### WHAT IS REQUIRED
Go through the listing and return every line with "оборудования" in it.

### DATASET
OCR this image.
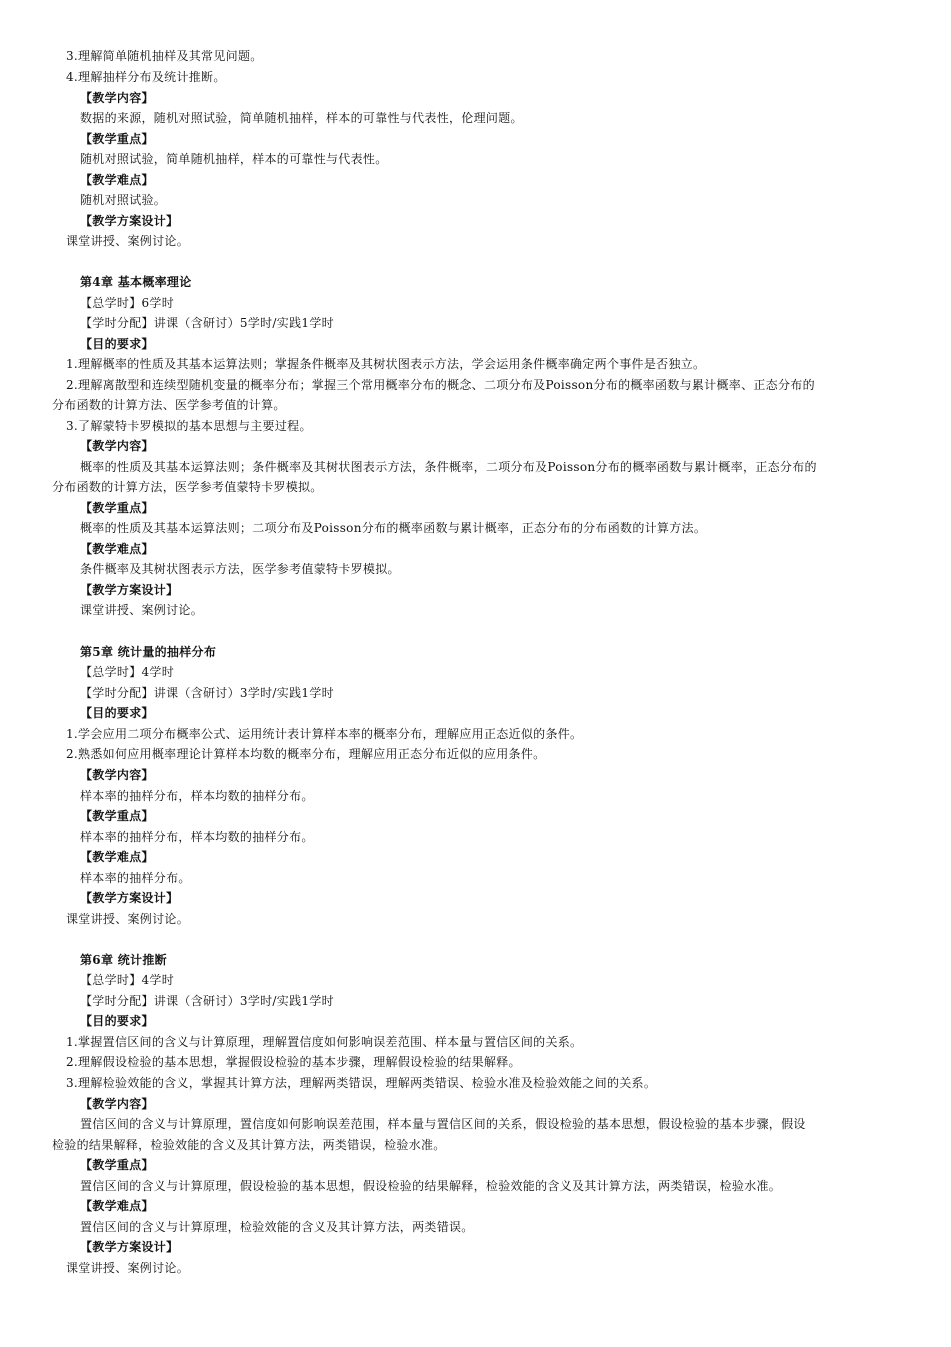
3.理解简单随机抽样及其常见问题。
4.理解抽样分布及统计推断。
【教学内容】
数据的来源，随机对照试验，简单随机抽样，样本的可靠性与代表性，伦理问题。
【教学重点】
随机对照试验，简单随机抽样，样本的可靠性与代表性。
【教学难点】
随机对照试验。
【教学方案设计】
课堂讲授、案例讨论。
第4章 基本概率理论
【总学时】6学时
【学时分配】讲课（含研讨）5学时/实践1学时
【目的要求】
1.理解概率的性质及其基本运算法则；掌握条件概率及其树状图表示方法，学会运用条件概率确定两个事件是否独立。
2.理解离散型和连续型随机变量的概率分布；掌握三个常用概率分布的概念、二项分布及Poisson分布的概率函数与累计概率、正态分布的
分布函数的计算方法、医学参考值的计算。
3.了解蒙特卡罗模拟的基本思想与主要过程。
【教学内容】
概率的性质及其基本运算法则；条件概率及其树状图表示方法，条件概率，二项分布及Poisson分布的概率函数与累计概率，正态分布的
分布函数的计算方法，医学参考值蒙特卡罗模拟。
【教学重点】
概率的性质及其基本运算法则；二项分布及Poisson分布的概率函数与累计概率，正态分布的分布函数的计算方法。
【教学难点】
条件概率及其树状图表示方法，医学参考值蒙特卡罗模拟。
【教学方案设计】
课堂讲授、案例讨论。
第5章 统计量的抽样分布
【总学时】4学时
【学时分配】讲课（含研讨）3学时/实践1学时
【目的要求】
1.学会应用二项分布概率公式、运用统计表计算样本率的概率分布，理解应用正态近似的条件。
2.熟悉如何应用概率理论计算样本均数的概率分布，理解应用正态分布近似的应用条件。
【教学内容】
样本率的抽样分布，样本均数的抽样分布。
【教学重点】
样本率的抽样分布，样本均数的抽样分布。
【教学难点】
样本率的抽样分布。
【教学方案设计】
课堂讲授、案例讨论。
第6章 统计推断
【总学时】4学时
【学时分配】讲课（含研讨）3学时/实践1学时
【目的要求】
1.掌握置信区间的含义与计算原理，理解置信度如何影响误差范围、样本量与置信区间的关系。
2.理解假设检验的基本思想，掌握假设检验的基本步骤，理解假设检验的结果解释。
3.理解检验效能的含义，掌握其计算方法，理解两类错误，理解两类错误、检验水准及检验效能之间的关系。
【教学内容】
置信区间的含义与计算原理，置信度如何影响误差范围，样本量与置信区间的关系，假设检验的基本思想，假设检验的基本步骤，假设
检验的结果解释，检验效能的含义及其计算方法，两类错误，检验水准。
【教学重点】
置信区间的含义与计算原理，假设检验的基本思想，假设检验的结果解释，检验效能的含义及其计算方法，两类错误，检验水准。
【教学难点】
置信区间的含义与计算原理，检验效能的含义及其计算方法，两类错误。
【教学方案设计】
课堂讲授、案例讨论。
--
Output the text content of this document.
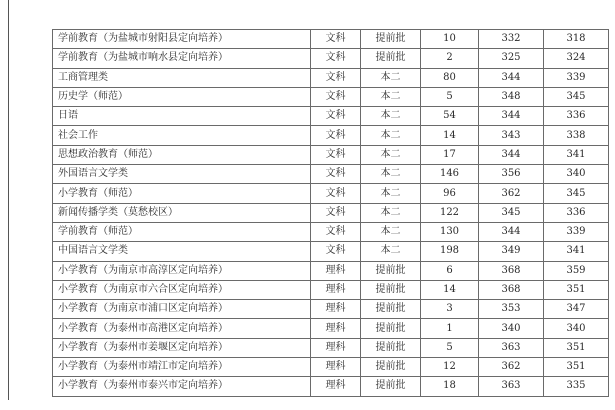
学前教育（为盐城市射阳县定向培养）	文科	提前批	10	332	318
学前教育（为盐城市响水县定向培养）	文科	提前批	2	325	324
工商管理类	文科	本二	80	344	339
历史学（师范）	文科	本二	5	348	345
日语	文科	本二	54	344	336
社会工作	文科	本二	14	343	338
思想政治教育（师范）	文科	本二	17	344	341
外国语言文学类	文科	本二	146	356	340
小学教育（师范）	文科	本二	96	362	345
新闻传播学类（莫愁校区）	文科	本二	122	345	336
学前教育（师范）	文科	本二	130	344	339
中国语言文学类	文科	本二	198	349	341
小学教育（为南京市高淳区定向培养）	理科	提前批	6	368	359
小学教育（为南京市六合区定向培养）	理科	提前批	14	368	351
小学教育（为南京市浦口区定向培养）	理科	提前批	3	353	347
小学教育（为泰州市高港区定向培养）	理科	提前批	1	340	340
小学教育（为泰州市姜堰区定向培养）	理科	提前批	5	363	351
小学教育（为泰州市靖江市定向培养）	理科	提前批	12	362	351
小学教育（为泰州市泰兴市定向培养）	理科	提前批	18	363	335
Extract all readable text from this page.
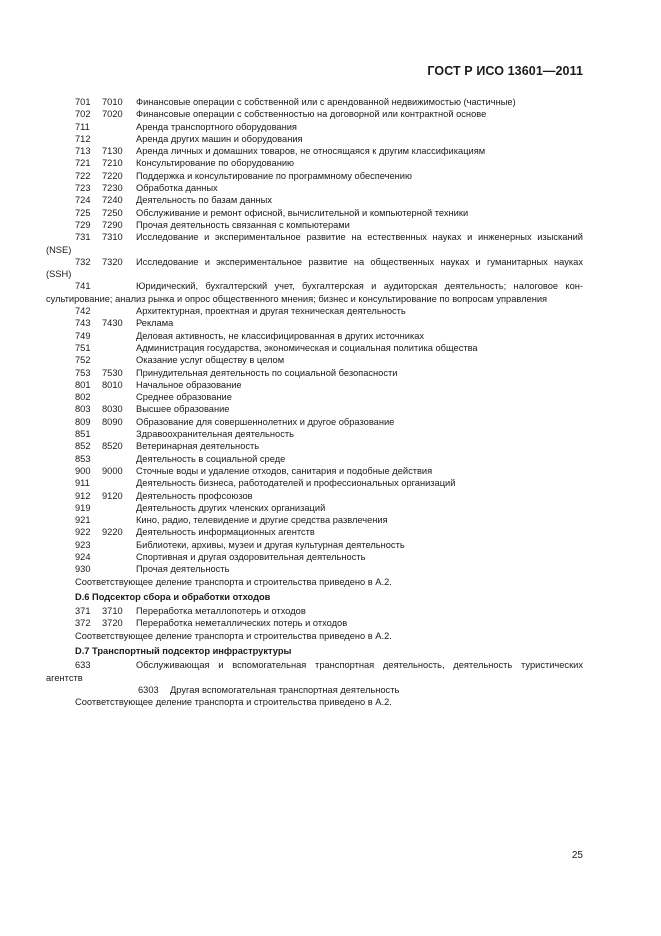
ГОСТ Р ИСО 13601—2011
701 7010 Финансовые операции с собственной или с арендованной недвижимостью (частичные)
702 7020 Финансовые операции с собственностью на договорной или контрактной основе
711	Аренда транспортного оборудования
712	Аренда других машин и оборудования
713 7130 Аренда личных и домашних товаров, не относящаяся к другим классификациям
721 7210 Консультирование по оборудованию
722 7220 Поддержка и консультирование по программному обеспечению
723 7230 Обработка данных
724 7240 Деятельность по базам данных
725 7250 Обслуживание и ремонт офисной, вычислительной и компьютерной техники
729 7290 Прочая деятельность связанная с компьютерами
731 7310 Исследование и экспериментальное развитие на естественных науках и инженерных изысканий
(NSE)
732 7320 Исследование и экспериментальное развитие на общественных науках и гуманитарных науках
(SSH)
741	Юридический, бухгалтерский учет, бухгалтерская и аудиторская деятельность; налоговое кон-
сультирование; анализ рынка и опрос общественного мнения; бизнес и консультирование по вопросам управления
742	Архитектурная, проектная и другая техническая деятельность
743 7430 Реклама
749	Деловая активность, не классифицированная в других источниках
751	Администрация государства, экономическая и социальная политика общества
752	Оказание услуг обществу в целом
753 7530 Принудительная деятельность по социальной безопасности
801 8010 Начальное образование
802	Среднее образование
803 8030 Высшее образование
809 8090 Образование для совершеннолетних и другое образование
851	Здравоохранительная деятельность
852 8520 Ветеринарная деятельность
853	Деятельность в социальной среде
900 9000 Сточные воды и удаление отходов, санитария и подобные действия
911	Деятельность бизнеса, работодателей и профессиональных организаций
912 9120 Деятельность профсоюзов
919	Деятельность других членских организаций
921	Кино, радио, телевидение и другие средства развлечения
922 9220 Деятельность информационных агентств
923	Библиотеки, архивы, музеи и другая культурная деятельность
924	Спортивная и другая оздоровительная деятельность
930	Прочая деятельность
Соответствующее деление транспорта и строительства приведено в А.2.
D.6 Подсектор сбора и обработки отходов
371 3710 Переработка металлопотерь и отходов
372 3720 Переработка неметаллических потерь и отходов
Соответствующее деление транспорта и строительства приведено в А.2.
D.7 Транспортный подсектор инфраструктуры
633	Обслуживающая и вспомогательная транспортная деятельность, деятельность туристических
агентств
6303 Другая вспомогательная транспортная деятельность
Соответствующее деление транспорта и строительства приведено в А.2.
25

### EXPECTED ANSWER
711	Аренда транспортного оборудования
712	Аренда других машин и оборудования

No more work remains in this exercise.